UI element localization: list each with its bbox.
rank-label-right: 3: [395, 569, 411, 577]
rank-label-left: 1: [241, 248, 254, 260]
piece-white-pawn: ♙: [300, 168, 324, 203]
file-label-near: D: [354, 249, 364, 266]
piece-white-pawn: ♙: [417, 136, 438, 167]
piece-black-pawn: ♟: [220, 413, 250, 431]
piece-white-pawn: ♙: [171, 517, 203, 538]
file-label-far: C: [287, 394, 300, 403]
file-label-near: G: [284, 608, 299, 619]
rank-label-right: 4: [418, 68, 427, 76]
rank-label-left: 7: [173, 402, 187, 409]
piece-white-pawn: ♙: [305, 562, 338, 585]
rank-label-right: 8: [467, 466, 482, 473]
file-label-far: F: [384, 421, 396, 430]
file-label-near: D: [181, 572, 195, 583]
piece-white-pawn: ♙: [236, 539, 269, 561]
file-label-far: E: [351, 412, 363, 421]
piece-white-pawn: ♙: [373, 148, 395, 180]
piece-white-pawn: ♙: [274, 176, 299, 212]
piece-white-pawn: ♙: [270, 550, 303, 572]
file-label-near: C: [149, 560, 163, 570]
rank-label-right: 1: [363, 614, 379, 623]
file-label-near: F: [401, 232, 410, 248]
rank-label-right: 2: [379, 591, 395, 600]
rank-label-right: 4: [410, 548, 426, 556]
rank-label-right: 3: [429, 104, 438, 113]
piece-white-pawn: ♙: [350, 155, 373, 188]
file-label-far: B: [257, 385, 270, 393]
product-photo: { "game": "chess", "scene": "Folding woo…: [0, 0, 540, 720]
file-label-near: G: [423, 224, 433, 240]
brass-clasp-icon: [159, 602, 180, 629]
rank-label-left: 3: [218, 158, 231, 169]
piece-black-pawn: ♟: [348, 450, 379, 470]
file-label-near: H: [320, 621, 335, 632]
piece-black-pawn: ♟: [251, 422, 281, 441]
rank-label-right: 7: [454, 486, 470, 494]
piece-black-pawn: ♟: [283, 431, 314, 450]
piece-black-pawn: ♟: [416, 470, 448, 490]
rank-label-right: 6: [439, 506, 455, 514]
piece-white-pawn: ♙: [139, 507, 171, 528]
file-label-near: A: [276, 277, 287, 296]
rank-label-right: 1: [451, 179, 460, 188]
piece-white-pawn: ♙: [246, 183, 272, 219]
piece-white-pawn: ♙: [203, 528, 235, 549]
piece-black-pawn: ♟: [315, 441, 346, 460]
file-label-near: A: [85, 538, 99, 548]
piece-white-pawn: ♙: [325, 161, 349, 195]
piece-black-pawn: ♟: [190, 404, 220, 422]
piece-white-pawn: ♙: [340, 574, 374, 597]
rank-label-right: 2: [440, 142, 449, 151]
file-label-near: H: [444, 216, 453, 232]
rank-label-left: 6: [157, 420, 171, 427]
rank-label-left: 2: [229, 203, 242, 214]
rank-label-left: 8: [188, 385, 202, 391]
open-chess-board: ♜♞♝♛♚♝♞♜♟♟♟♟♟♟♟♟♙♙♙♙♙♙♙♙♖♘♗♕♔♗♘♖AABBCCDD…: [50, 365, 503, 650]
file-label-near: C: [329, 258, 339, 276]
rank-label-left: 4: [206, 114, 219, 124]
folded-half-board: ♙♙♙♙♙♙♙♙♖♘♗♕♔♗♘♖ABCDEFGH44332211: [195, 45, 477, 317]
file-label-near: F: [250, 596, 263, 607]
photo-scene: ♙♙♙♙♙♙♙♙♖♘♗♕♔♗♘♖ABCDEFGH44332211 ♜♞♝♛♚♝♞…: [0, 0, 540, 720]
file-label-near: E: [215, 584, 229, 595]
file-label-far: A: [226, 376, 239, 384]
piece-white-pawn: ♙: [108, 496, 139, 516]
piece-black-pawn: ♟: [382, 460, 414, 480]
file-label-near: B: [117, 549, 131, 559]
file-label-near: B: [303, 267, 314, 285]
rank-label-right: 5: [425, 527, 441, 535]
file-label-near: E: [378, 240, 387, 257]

----

> Written problem
Set down every line above again, character for character, in the same order.

> Task answer
UI element localization: list each with its bbox.
rank-label-right: 3: [395, 569, 411, 577]
rank-label-left: 1: [241, 248, 254, 260]
piece-white-pawn: ♙: [300, 168, 324, 203]
file-label-near: D: [354, 249, 364, 266]
piece-white-pawn: ♙: [417, 136, 438, 167]
piece-black-pawn: ♟: [220, 413, 250, 431]
piece-white-pawn: ♙: [171, 517, 203, 538]
file-label-far: C: [287, 394, 300, 403]
file-label-near: G: [284, 608, 299, 619]
rank-label-right: 4: [418, 68, 427, 76]
rank-label-left: 7: [173, 402, 187, 409]
piece-white-pawn: ♙: [305, 562, 338, 585]
rank-label-right: 8: [467, 466, 482, 473]
file-label-far: F: [384, 421, 396, 430]
file-label-near: D: [181, 572, 195, 583]
piece-white-pawn: ♙: [236, 539, 269, 561]
file-label-far: E: [351, 412, 363, 421]
piece-white-pawn: ♙: [373, 148, 395, 180]
piece-white-pawn: ♙: [274, 176, 299, 212]
piece-white-pawn: ♙: [270, 550, 303, 572]
file-label-near: C: [149, 560, 163, 570]
rank-label-right: 1: [363, 614, 379, 623]
file-label-near: F: [401, 232, 410, 248]
rank-label-right: 2: [379, 591, 395, 600]
rank-label-right: 4: [410, 548, 426, 556]
rank-label-right: 3: [429, 104, 438, 113]
piece-white-pawn: ♙: [350, 155, 373, 188]
file-label-far: B: [257, 385, 270, 393]
product-photo: { "game": "chess", "scene": "Folding woo…: [0, 0, 540, 720]
file-label-near: G: [423, 224, 433, 240]
brass-clasp-icon: [159, 602, 180, 629]
rank-label-left: 3: [218, 158, 231, 169]
piece-black-pawn: ♟: [348, 450, 379, 470]
file-label-near: H: [320, 621, 335, 632]
piece-black-pawn: ♟: [251, 422, 281, 441]
rank-label-right: 7: [454, 486, 470, 494]
piece-black-pawn: ♟: [283, 431, 314, 450]
piece-black-pawn: ♟: [416, 470, 448, 490]
rank-label-right: 6: [439, 506, 455, 514]
piece-white-pawn: ♙: [139, 507, 171, 528]
file-label-near: A: [276, 277, 287, 296]
rank-label-right: 1: [451, 179, 460, 188]
piece-white-pawn: ♙: [246, 183, 272, 219]
piece-white-pawn: ♙: [203, 528, 235, 549]
piece-black-pawn: ♟: [315, 441, 346, 460]
file-label-near: A: [85, 538, 99, 548]
piece-white-pawn: ♙: [325, 161, 349, 195]
piece-black-pawn: ♟: [190, 404, 220, 422]
piece-white-pawn: ♙: [340, 574, 374, 597]
rank-label-right: 2: [440, 142, 449, 151]
file-label-near: H: [444, 216, 453, 232]
rank-label-left: 6: [157, 420, 171, 427]
rank-label-left: 2: [229, 203, 242, 214]
rank-label-left: 8: [188, 385, 202, 391]
open-chess-board: ♜♞♝♛♚♝♞♜♟♟♟♟♟♟♟♟♙♙♙♙♙♙♙♙♖♘♗♕♔♗♘♖AABBCCDD…: [50, 365, 503, 650]
file-label-near: C: [329, 258, 339, 276]
rank-label-left: 4: [206, 114, 219, 124]
folded-half-board: ♙♙♙♙♙♙♙♙♖♘♗♕♔♗♘♖ABCDEFGH44332211: [195, 45, 477, 317]
file-label-near: F: [250, 596, 263, 607]
photo-scene: ♙♙♙♙♙♙♙♙♖♘♗♕♔♗♘♖ABCDEFGH44332211 ♜♞♝♛♚♝♞…: [0, 0, 540, 720]
file-label-near: E: [215, 584, 229, 595]
file-label-far: A: [226, 376, 239, 384]
piece-white-pawn: ♙: [108, 496, 139, 516]
piece-black-pawn: ♟: [382, 460, 414, 480]
file-label-near: B: [117, 549, 131, 559]
file-label-near: B: [303, 267, 314, 285]
rank-label-right: 5: [425, 527, 441, 535]
file-label-near: E: [378, 240, 387, 257]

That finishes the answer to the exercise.